*WORK TO BE COMPLETED*.
Repeat the material exactly as it appears.

*INPUT ROWS*.
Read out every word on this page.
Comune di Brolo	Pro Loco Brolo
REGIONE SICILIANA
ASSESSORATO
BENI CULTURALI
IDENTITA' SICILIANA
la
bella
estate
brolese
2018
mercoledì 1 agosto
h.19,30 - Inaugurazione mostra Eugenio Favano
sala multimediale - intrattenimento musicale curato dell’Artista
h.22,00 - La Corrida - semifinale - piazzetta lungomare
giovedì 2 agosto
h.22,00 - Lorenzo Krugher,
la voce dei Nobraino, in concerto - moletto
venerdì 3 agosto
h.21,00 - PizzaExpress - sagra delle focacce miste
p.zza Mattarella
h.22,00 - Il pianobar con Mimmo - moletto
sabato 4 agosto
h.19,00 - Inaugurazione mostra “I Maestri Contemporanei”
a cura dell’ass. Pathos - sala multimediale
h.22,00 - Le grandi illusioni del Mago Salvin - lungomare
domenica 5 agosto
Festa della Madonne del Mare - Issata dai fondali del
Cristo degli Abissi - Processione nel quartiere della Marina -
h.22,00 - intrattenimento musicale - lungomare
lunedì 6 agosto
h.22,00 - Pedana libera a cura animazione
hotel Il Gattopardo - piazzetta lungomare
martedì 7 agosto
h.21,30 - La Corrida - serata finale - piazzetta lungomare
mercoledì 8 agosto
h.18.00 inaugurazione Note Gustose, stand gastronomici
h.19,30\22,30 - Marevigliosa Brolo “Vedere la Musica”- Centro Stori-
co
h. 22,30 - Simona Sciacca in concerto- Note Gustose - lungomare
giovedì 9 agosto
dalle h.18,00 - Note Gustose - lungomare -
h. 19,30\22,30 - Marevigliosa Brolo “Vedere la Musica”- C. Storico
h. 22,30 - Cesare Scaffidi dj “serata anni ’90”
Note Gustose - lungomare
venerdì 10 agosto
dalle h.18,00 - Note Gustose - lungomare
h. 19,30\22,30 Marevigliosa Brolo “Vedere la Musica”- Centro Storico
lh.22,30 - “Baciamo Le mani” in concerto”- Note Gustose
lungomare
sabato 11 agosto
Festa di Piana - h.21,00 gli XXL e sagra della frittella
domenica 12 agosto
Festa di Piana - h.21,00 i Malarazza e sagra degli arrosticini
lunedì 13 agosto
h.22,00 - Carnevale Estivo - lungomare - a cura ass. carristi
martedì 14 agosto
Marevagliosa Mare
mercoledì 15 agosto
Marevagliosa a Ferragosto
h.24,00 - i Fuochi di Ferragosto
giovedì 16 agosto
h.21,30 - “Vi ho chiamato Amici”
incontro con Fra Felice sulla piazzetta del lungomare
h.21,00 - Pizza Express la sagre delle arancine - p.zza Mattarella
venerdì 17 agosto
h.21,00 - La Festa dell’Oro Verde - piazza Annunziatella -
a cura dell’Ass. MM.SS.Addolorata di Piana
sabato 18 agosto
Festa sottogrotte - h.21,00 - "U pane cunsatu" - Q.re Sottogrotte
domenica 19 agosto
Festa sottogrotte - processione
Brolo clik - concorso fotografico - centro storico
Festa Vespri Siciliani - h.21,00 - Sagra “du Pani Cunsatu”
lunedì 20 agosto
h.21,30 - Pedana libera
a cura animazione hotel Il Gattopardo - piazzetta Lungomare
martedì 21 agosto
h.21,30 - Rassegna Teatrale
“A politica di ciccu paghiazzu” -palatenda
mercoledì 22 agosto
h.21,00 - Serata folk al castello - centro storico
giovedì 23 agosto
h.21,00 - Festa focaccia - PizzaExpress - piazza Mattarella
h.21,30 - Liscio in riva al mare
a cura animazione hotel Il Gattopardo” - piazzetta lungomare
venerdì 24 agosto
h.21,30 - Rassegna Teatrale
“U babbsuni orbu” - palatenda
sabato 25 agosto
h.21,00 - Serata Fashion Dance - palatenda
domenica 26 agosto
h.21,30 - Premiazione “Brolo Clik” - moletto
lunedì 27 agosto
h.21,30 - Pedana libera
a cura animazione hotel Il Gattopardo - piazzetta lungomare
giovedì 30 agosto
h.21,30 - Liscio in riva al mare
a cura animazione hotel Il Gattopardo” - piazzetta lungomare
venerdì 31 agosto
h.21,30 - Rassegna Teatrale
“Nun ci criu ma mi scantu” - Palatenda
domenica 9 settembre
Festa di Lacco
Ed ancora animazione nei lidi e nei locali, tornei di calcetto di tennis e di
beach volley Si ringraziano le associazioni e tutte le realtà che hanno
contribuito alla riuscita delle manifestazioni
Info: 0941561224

*FINISHED EXERCISE*.
Read out every word on this page.
Comune di Brolo	Pro Loco Brolo
REGIONE SICILIANA
ASSESSORATO
BENI CULTURALI
IDENTITA' SICILIANA
la
bella
estate
brolese
2018
mercoledì 1 agosto
h.19,30 - Inaugurazione mostra Eugenio Favano
sala multimediale - intrattenimento musicale curato dell’Artista
h.22,00 - La Corrida - semifinale - piazzetta lungomare
giovedì 2 agosto
h.22,00 - Lorenzo Krugher,
la voce dei Nobraino, in concerto - moletto
venerdì 3 agosto
h.21,00 - PizzaExpress - sagra delle focacce miste
p.zza Mattarella
h.22,00 - Il pianobar con Mimmo - moletto
sabato 4 agosto
h.19,00 - Inaugurazione mostra “I Maestri Contemporanei”
a cura dell’ass. Pathos - sala multimediale
h.22,00 - Le grandi illusioni del Mago Salvin - lungomare
domenica 5 agosto
Festa della Madonne del Mare - Issata dai fondali del
Cristo degli Abissi - Processione nel quartiere della Marina -
h.22,00 - intrattenimento musicale - lungomare
lunedì 6 agosto
h.22,00 - Pedana libera a cura animazione
hotel Il Gattopardo - piazzetta lungomare
martedì 7 agosto
h.21,30 - La Corrida - serata finale - piazzetta lungomare
mercoledì 8 agosto
h.18.00 inaugurazione Note Gustose, stand gastronomici
h.19,30\22,30 - Marevigliosa Brolo “Vedere la Musica”- Centro Stori-
co
h. 22,30 - Simona Sciacca in concerto- Note Gustose - lungomare
giovedì 9 agosto
dalle h.18,00 - Note Gustose - lungomare -
h. 19,30\22,30 - Marevigliosa Brolo “Vedere la Musica”- C. Storico
h. 22,30 - Cesare Scaffidi dj “serata anni ’90”
Note Gustose - lungomare
venerdì 10 agosto
dalle h.18,00 - Note Gustose - lungomare
h. 19,30\22,30 Marevigliosa Brolo “Vedere la Musica”- Centro Storico
lh.22,30 - “Baciamo Le mani” in concerto”- Note Gustose
lungomare
sabato 11 agosto
Festa di Piana - h.21,00 gli XXL e sagra della frittella
domenica 12 agosto
Festa di Piana - h.21,00 i Malarazza e sagra degli arrosticini
lunedì 13 agosto
h.22,00 - Carnevale Estivo - lungomare - a cura ass. carristi
martedì 14 agosto
Marevagliosa Mare
mercoledì 15 agosto
Marevagliosa a Ferragosto
h.24,00 - i Fuochi di Ferragosto
giovedì 16 agosto
h.21,30 - “Vi ho chiamato Amici”
incontro con Fra Felice sulla piazzetta del lungomare
h.21,00 - Pizza Express la sagre delle arancine - p.zza Mattarella
venerdì 17 agosto
h.21,00 - La Festa dell’Oro Verde - piazza Annunziatella -
a cura dell’Ass. MM.SS.Addolorata di Piana
sabato 18 agosto
Festa sottogrotte - h.21,00 - "U pane cunsatu" - Q.re Sottogrotte
domenica 19 agosto
Festa sottogrotte - processione
Brolo clik - concorso fotografico - centro storico
Festa Vespri Siciliani - h.21,00 - Sagra “du Pani Cunsatu”
lunedì 20 agosto
h.21,30 - Pedana libera
a cura animazione hotel Il Gattopardo - piazzetta Lungomare
martedì 21 agosto
h.21,30 - Rassegna Teatrale
“A politica di ciccu paghiazzu” -palatenda
mercoledì 22 agosto
h.21,00 - Serata folk al castello - centro storico
giovedì 23 agosto
h.21,00 - Festa focaccia - PizzaExpress - piazza Mattarella
h.21,30 - Liscio in riva al mare
a cura animazione hotel Il Gattopardo” - piazzetta lungomare
venerdì 24 agosto
h.21,30 - Rassegna Teatrale
“U babbsuni orbu” - palatenda
sabato 25 agosto
h.21,00 - Serata Fashion Dance - palatenda
domenica 26 agosto
h.21,30 - Premiazione “Brolo Clik” - moletto
lunedì 27 agosto
h.21,30 - Pedana libera
a cura animazione hotel Il Gattopardo - piazzetta lungomare
giovedì 30 agosto
h.21,30 - Liscio in riva al mare
a cura animazione hotel Il Gattopardo” - piazzetta lungomare
venerdì 31 agosto
h.21,30 - Rassegna Teatrale
“Nun ci criu ma mi scantu” - Palatenda
domenica 9 settembre
Festa di Lacco
Ed ancora animazione nei lidi e nei locali, tornei di calcetto di tennis e di
beach volley Si ringraziano le associazioni e tutte le realtà che hanno
contribuito alla riuscita delle manifestazioni
Info: 0941561224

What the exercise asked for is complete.